**WHAT IS NEEDED:**
Please gather every line in the rows below that contains the string "search". Case matters when matching.
+++ RECORDS SHOWN +++
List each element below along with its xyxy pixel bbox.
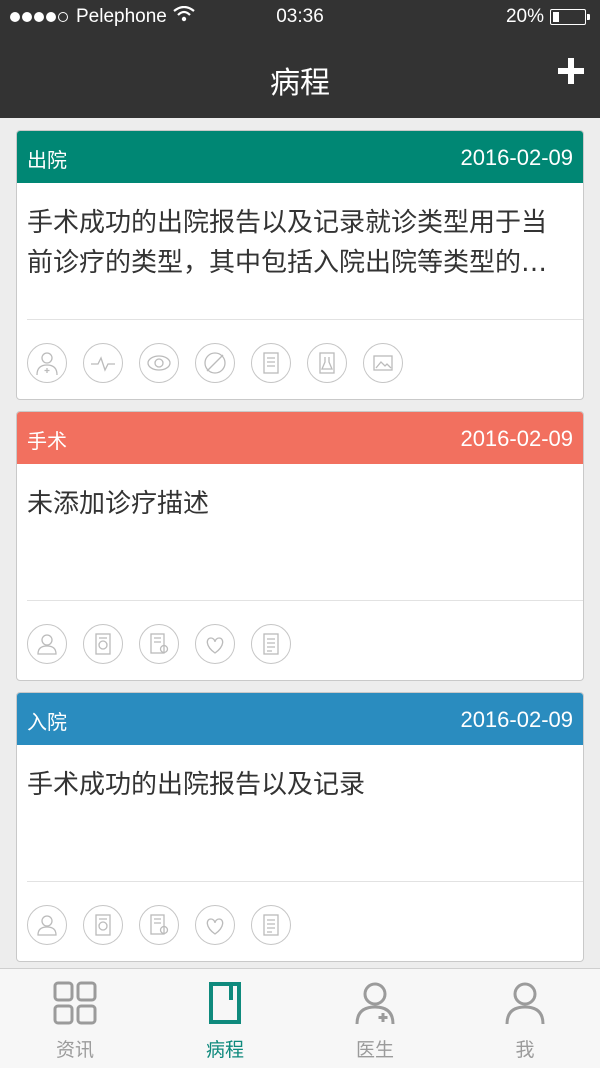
record-description: 未添加诊疗描述 (27, 489, 210, 519)
doctor-icon[interactable] (27, 343, 67, 383)
search-doc-icon[interactable] (139, 905, 179, 945)
battery-percent: 20% (505, 6, 544, 27)
nav-bar: 病程 (0, 34, 600, 118)
battery-icon (550, 9, 590, 25)
page-title: 病程 (270, 66, 330, 101)
record-type: 入院 (27, 710, 67, 734)
tab-label: 资讯 (55, 1039, 94, 1061)
divider (27, 881, 583, 882)
eye-icon[interactable] (139, 343, 179, 383)
record-type: 出院 (27, 148, 67, 172)
divider (27, 600, 583, 601)
person-icon[interactable] (27, 905, 67, 945)
record-header: 入院 2016-02-09 (17, 693, 583, 745)
grid-icon (53, 981, 97, 1025)
record-date: 2016-02-09 (460, 707, 573, 732)
notebook-icon (203, 981, 247, 1025)
tab-label: 病程 (205, 1039, 244, 1061)
record-header: 出院 2016-02-09 (17, 131, 583, 183)
doctor-icon (353, 981, 397, 1025)
lab-flask-icon[interactable] (307, 343, 347, 383)
list-doc-icon[interactable] (251, 905, 291, 945)
record-header: 手术 2016-02-09 (17, 412, 583, 464)
tab-news[interactable]: 资讯 (0, 969, 150, 1068)
record-type: 手术 (27, 429, 67, 453)
no-icon[interactable] (195, 343, 235, 383)
report-icon[interactable] (251, 343, 291, 383)
record-description: 手术成功的出院报告以及记录就诊类型用于当前诊疗的类型，其中包括入院出院等类型的记… (27, 208, 548, 278)
record-date: 2016-02-09 (460, 145, 573, 170)
pulse-icon[interactable] (83, 343, 123, 383)
record-card[interactable]: 出院 2016-02-09 手术成功的出院报告以及记录就诊类型用于当前诊疗的类型… (16, 130, 584, 400)
tab-label: 我 (515, 1039, 535, 1061)
record-date: 2016-02-09 (460, 426, 573, 451)
record-card[interactable]: 手术 2016-02-09 未添加诊疗描述 (16, 411, 584, 681)
record-card[interactable]: 入院 2016-02-09 手术成功的出院报告以及记录 (16, 692, 584, 962)
tab-label: 医生 (355, 1039, 394, 1061)
tab-doctors[interactable]: 医生 (300, 969, 450, 1068)
record-description: 手术成功的出院报告以及记录 (27, 770, 366, 800)
user-icon (503, 981, 547, 1025)
heart-diagram-icon[interactable] (195, 905, 235, 945)
list-doc-icon[interactable] (251, 624, 291, 664)
tab-me[interactable]: 我 (450, 969, 600, 1068)
search-doc-icon[interactable] (139, 624, 179, 664)
person-icon[interactable] (27, 624, 67, 664)
status-bar: Pelephone 03:36 20% (0, 0, 600, 34)
divider (27, 319, 583, 320)
image-icon[interactable] (363, 343, 403, 383)
add-record-button[interactable] (556, 56, 586, 86)
tab-records[interactable]: 病程 (150, 969, 300, 1068)
heart-diagram-icon[interactable] (195, 624, 235, 664)
scan-doc-icon[interactable] (83, 905, 123, 945)
scan-doc-icon[interactable] (83, 624, 123, 664)
tab-bar: 资讯 病程 医生 我 (0, 968, 600, 1068)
+++
**RESPONSE FOR THIS EXERCISE:**
search-doc-icon[interactable] (139, 905, 179, 945)
search-doc-icon[interactable] (139, 624, 179, 664)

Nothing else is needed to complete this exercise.